Goal: Locate the string "buttons" throughout the material and copy every line in which it occurs.

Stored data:
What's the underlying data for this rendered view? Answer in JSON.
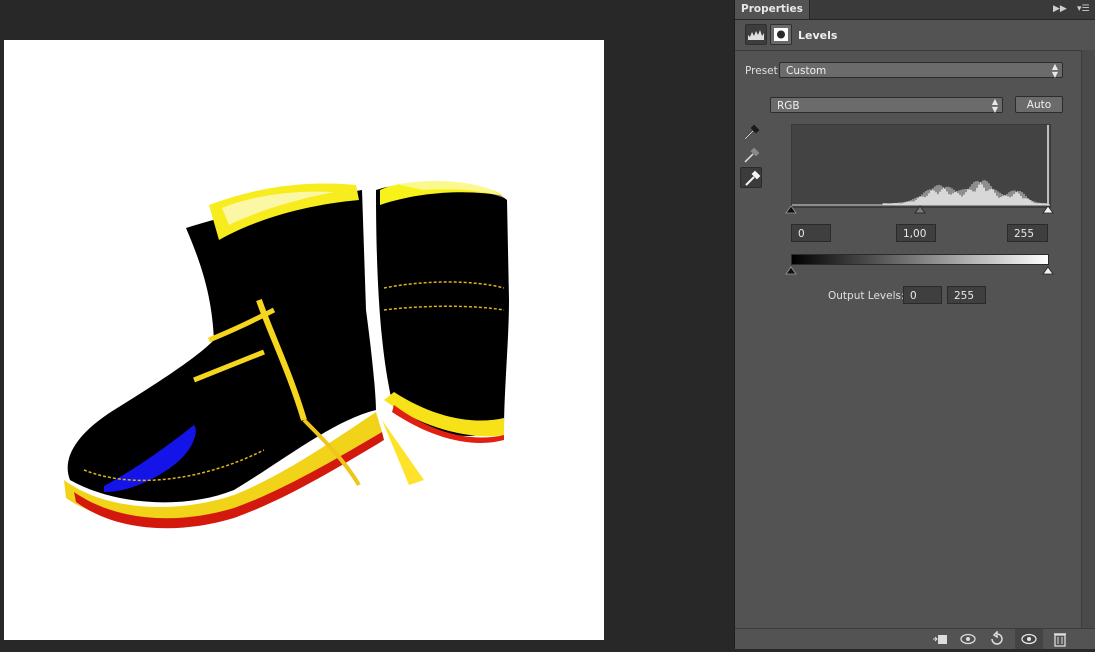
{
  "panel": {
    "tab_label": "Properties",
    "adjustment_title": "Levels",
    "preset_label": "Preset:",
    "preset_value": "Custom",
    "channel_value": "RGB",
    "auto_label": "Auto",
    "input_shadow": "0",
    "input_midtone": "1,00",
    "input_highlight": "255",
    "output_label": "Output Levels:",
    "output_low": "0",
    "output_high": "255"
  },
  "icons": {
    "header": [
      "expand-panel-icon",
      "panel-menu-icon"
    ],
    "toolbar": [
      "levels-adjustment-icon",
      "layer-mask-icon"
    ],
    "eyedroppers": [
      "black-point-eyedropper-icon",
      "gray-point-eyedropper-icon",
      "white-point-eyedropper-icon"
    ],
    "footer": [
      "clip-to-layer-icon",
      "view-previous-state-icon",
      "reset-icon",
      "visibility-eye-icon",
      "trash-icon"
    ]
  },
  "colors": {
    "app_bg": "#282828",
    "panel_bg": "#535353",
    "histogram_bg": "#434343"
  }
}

...

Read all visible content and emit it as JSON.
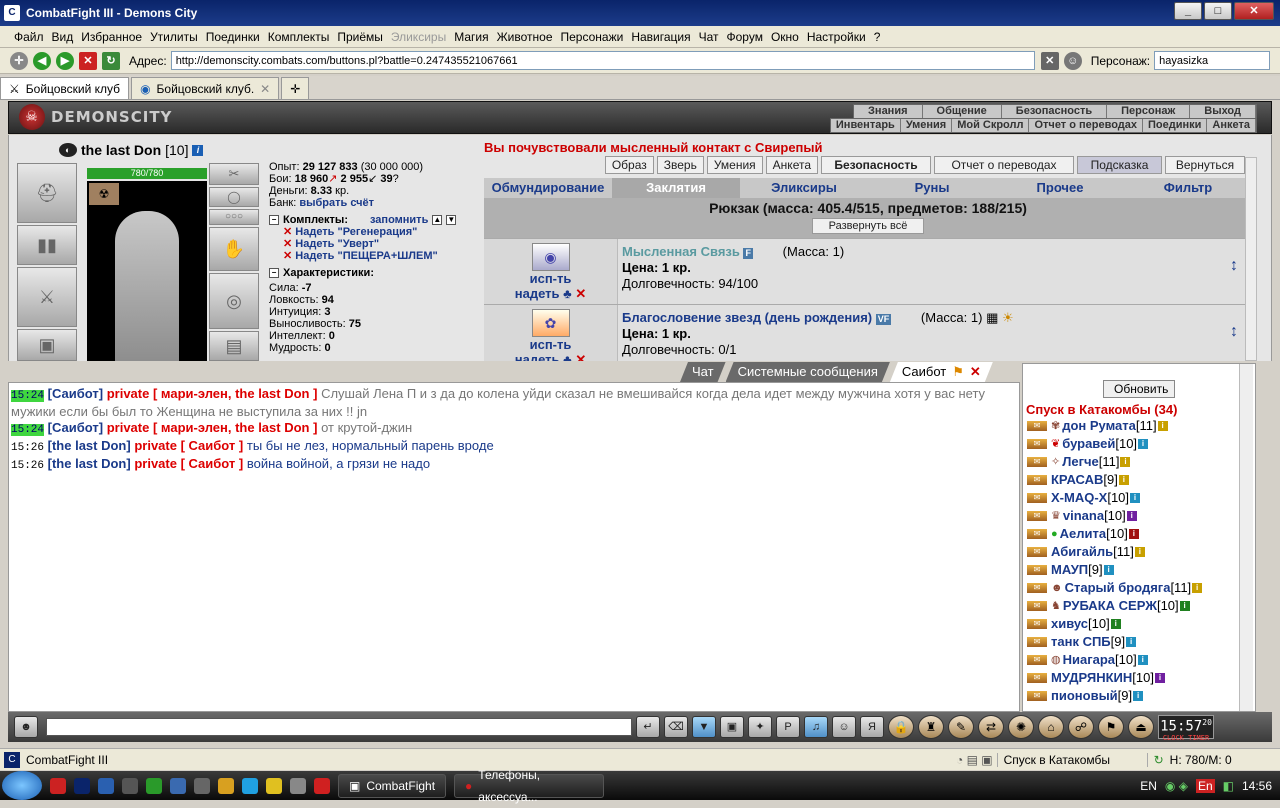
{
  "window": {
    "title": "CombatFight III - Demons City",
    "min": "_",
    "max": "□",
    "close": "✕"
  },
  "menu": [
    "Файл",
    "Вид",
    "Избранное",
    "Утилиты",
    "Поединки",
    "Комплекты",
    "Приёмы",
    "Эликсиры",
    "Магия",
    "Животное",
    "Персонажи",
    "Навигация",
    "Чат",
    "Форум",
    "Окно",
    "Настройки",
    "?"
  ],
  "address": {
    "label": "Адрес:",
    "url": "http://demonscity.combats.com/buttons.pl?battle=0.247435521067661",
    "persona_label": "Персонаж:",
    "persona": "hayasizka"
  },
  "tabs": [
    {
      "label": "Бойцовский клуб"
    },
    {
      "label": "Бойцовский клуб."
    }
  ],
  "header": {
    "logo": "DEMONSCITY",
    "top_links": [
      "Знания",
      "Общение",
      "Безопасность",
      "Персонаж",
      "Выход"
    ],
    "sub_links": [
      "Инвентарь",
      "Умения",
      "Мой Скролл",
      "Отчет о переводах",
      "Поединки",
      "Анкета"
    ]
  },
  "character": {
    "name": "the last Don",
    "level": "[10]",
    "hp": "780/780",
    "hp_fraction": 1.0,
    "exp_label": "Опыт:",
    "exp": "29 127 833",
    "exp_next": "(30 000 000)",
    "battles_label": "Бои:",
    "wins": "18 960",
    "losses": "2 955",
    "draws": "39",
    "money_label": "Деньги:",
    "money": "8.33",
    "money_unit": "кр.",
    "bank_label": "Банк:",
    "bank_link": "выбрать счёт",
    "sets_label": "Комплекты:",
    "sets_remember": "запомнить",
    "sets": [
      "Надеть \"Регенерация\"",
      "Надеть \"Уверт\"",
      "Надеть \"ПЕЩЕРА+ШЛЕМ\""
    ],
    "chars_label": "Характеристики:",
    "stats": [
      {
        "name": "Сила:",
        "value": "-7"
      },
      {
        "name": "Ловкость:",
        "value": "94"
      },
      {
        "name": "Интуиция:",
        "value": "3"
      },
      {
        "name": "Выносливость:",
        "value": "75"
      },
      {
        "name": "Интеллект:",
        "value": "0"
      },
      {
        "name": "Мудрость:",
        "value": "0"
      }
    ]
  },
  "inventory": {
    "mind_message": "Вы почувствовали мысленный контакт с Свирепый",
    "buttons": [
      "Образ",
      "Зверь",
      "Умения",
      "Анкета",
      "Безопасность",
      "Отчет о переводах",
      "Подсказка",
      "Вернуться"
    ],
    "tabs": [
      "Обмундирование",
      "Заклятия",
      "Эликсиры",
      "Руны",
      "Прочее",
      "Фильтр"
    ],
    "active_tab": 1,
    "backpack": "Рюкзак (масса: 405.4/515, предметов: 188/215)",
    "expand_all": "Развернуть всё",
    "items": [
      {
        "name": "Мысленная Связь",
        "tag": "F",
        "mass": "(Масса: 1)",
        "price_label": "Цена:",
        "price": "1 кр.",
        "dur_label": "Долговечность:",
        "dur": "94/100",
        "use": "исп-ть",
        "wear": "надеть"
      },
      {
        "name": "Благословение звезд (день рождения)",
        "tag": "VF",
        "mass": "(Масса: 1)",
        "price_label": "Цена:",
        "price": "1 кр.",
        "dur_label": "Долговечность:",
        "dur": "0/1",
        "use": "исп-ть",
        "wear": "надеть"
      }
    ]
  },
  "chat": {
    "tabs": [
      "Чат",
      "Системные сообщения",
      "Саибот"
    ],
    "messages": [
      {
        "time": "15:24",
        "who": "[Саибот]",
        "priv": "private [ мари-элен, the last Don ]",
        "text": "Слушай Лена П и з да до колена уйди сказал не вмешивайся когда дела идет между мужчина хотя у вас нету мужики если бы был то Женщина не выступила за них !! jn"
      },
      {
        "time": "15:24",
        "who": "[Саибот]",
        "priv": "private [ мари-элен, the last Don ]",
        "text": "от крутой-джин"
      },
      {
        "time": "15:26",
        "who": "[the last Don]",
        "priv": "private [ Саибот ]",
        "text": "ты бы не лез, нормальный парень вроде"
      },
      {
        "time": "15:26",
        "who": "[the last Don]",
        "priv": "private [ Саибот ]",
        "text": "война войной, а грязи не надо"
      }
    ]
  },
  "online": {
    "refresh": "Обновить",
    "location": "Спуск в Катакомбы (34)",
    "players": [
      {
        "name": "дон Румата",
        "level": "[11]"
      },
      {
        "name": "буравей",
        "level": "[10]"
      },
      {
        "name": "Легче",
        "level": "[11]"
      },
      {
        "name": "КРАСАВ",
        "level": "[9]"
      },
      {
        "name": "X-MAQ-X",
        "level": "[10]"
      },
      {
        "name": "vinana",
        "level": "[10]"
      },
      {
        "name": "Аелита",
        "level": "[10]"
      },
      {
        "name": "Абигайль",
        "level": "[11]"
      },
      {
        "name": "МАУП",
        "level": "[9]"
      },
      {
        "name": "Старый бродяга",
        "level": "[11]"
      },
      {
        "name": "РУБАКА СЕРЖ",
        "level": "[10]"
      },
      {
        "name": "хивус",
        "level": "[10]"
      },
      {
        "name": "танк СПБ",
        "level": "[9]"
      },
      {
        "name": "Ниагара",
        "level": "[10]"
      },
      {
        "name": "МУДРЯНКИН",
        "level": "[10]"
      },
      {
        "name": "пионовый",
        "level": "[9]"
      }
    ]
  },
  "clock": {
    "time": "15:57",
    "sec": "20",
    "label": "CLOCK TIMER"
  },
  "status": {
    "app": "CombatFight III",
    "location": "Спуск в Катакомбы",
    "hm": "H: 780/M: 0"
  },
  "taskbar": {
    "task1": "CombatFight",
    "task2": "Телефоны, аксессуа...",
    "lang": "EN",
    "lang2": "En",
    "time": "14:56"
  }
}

Output of the task:
    "url": "http://demonscity.combats.com/buttons.pl?battle=0.247435521067661",
    "buttons": [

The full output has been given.